> TASK INSTRUCTIONS
Give the data again, word for word.
--- start of DATA SHOWN ---
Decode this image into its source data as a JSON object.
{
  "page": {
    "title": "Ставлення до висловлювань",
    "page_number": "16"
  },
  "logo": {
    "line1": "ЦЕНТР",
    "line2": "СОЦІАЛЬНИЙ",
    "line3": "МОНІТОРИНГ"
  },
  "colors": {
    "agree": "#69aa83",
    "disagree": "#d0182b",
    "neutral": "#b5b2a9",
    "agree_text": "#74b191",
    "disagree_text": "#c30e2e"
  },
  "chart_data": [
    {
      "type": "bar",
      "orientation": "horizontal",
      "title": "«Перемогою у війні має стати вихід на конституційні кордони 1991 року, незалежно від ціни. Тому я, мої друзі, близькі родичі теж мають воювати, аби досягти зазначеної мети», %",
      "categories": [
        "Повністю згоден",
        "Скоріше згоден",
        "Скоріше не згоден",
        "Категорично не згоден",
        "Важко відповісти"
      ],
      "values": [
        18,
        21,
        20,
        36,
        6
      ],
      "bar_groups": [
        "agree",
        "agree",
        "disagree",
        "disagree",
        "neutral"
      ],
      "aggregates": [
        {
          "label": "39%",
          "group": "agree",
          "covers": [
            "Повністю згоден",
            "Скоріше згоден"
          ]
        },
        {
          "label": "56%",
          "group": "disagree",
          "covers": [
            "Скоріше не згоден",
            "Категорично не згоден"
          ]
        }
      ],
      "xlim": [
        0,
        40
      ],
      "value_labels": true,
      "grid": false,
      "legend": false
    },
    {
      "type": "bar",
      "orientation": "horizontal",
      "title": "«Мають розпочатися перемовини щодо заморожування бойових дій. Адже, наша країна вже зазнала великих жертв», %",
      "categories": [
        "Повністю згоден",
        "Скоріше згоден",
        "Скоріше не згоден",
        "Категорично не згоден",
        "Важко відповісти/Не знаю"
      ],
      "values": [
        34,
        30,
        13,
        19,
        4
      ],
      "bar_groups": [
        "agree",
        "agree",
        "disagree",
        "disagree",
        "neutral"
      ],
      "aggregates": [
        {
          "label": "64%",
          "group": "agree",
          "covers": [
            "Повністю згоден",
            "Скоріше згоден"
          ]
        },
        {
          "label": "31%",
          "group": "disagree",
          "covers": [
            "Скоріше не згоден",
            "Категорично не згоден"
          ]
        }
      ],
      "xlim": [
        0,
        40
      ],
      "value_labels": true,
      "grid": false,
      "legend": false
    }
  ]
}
--- end of DATA SHOWN ---
> ANSWER TO THIS PROBLEM
Decode this image into its source data as a JSON object.
{
  "page": {
    "title": "Ставлення до висловлювань",
    "page_number": "16"
  },
  "logo": {
    "line1": "ЦЕНТР",
    "line2": "СОЦІАЛЬНИЙ",
    "line3": "МОНІТОРИНГ"
  },
  "colors": {
    "agree": "#69aa83",
    "disagree": "#d0182b",
    "neutral": "#b5b2a9",
    "agree_text": "#74b191",
    "disagree_text": "#c30e2e"
  },
  "chart_data": [
    {
      "type": "bar",
      "orientation": "horizontal",
      "title": "«Перемогою у війні має стати вихід на конституційні кордони 1991 року, незалежно від ціни. Тому я, мої друзі, близькі родичі теж мають воювати, аби досягти зазначеної мети», %",
      "categories": [
        "Повністю згоден",
        "Скоріше згоден",
        "Скоріше не згоден",
        "Категорично не згоден",
        "Важко відповісти"
      ],
      "values": [
        18,
        21,
        20,
        36,
        6
      ],
      "bar_groups": [
        "agree",
        "agree",
        "disagree",
        "disagree",
        "neutral"
      ],
      "aggregates": [
        {
          "label": "39%",
          "group": "agree",
          "covers": [
            "Повністю згоден",
            "Скоріше згоден"
          ]
        },
        {
          "label": "56%",
          "group": "disagree",
          "covers": [
            "Скоріше не згоден",
            "Категорично не згоден"
          ]
        }
      ],
      "xlim": [
        0,
        40
      ],
      "value_labels": true,
      "grid": false,
      "legend": false
    },
    {
      "type": "bar",
      "orientation": "horizontal",
      "title": "«Мають розпочатися перемовини щодо заморожування бойових дій. Адже, наша країна вже зазнала великих жертв», %",
      "categories": [
        "Повністю згоден",
        "Скоріше згоден",
        "Скоріше не згоден",
        "Категорично не згоден",
        "Важко відповісти/Не знаю"
      ],
      "values": [
        34,
        30,
        13,
        19,
        4
      ],
      "bar_groups": [
        "agree",
        "agree",
        "disagree",
        "disagree",
        "neutral"
      ],
      "aggregates": [
        {
          "label": "64%",
          "group": "agree",
          "covers": [
            "Повністю згоден",
            "Скоріше згоден"
          ]
        },
        {
          "label": "31%",
          "group": "disagree",
          "covers": [
            "Скоріше не згоден",
            "Категорично не згоден"
          ]
        }
      ],
      "xlim": [
        0,
        40
      ],
      "value_labels": true,
      "grid": false,
      "legend": false
    }
  ]
}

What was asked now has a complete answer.